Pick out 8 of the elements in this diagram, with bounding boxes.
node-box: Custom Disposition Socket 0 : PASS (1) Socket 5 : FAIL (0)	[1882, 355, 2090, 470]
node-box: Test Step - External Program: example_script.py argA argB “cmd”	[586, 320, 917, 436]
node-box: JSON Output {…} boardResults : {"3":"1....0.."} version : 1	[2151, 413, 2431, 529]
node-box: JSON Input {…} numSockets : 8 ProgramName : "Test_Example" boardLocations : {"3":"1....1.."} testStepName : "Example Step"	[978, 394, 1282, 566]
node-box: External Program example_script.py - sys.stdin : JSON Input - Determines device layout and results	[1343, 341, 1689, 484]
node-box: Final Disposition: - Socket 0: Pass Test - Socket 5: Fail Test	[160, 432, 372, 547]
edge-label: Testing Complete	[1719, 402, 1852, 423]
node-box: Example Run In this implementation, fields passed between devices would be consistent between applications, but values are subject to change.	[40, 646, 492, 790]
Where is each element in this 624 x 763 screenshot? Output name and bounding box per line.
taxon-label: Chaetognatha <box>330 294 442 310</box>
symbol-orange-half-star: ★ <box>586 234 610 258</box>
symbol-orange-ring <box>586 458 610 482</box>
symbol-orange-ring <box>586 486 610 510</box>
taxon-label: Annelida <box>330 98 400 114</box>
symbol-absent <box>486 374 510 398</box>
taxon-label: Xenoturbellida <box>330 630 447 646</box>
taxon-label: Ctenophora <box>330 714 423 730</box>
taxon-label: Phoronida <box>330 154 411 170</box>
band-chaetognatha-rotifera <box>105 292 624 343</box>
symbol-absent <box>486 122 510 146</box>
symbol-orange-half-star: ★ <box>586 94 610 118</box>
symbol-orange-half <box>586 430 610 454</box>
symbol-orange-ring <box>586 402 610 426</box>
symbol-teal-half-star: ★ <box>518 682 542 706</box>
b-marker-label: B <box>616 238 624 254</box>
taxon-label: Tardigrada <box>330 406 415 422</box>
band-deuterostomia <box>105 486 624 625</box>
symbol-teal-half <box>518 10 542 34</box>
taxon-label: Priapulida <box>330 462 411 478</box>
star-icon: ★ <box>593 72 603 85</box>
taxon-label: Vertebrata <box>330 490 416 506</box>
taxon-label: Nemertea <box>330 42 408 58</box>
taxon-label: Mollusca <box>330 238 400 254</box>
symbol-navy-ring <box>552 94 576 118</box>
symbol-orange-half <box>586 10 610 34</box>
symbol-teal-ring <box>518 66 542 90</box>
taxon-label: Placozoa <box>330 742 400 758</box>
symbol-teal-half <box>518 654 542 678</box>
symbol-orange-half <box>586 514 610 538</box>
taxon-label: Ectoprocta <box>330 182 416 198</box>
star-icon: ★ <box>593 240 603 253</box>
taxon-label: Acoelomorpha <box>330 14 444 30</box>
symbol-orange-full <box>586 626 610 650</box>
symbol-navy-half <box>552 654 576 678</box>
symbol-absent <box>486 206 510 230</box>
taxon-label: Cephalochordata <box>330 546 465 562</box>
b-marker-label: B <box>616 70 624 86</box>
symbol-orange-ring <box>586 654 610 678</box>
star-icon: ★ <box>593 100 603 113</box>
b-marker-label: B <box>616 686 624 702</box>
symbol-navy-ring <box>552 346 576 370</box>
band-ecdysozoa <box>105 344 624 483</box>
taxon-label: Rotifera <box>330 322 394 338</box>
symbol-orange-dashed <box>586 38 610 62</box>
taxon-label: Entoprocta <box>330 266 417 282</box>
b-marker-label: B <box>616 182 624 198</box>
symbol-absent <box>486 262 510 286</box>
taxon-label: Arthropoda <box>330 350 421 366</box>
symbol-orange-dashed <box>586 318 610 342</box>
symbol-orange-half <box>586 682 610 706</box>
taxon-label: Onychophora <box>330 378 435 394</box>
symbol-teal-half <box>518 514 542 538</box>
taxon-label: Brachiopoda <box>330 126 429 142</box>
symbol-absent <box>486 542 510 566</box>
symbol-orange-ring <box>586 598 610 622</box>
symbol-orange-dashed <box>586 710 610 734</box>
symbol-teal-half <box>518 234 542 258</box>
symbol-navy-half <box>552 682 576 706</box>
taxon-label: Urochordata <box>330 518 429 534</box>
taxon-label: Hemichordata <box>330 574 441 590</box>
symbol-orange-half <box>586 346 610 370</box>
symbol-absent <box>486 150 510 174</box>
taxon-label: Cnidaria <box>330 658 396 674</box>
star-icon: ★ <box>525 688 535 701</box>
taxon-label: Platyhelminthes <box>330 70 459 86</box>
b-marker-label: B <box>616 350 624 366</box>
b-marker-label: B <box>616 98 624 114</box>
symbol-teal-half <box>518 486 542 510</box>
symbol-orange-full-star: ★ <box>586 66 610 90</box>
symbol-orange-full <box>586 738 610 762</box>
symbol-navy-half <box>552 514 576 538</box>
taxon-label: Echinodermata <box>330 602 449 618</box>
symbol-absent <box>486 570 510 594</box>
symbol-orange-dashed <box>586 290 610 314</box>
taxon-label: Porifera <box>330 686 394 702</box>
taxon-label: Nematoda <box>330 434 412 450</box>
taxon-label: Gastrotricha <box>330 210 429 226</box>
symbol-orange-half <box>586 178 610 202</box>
***
Task to complete - Rewrite the rows starting at the first row and ending at the row containing "Where is each", replacing "JSON Input" with "JSON Payload" and leaving everything else unchanged.

Written answer -
Pick out 8 of the elements in this diagram, with bounding boxes.
node-box: Custom Disposition Socket 0 : PASS (1) Socket 5 : FAIL (0)	[1882, 355, 2090, 470]
node-box: Test Step - External Program: example_script.py argA argB “cmd”	[586, 320, 917, 436]
node-box: JSON Output {…} boardResults : {"3":"1....0.."} version : 1	[2151, 413, 2431, 529]
node-box: JSON Payload {…} numSockets : 8 ProgramName : "Test_Example" boardLocations : {"3":"1....1.."} testStepName : "Example Step"	[978, 394, 1282, 566]
node-box: External Program example_script.py - sys.stdin : JSON Payload - Determines device layout and results	[1343, 341, 1689, 484]
node-box: Final Disposition: - Socket 0: Pass Test - Socket 5: Fail Test	[160, 432, 372, 547]
edge-label: Testing Complete	[1719, 402, 1852, 423]
node-box: Example Run In this implementation, fields passed between devices would be consistent between applications, but values are subject to change.	[40, 646, 492, 790]
Where is each element in this 624 x 763 screenshot? Output name and bounding box per line.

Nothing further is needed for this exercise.